▶ [Objective]
Look for "iklim" in the listing below. Gather each line that contains it.

▶ [Data supplied]
==*==
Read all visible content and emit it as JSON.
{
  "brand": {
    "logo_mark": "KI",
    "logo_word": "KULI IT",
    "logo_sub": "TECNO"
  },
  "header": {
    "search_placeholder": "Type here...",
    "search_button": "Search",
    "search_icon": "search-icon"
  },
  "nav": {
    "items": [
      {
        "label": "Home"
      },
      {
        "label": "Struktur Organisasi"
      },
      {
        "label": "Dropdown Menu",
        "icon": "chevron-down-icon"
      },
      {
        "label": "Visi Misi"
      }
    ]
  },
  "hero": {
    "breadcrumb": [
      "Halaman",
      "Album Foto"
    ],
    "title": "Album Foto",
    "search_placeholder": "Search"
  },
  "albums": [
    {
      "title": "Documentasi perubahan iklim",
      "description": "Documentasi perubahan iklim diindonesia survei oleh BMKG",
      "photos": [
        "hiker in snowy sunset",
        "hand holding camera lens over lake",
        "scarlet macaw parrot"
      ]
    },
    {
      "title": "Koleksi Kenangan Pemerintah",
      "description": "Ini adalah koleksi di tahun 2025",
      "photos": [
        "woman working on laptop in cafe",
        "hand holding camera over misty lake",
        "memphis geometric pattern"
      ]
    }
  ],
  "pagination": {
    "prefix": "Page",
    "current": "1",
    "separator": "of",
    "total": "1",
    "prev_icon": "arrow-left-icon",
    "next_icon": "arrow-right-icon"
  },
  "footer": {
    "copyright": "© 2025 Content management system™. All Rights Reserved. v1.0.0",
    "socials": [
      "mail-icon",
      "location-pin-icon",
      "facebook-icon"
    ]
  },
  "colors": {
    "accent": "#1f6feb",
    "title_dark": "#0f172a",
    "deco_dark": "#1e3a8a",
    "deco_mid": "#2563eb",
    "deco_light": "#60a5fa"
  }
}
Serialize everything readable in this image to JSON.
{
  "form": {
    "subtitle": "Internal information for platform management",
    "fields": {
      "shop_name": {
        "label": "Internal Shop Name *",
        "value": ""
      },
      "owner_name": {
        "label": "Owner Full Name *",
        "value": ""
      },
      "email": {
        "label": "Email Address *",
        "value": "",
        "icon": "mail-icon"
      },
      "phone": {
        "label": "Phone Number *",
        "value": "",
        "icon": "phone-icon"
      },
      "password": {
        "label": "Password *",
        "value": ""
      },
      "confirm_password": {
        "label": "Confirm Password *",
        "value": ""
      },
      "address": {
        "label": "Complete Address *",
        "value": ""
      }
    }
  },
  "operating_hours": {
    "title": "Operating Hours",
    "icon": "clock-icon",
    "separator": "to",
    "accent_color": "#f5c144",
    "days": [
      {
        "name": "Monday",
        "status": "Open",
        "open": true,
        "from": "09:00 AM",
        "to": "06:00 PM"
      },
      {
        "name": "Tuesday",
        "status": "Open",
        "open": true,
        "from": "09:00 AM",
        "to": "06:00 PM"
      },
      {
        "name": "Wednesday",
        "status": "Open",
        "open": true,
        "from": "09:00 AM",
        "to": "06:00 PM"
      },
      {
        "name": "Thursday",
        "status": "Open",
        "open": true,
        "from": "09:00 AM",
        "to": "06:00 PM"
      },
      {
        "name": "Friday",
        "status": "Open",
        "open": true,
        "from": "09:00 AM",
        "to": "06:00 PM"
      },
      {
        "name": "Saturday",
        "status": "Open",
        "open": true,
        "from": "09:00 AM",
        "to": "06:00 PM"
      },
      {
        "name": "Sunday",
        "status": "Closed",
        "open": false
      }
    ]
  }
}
==*==
▶ [Complete answer]
      "title": "Documentasi perubahan iklim",
      "description": "Documentasi perubahan iklim diindonesia survei oleh BMKG",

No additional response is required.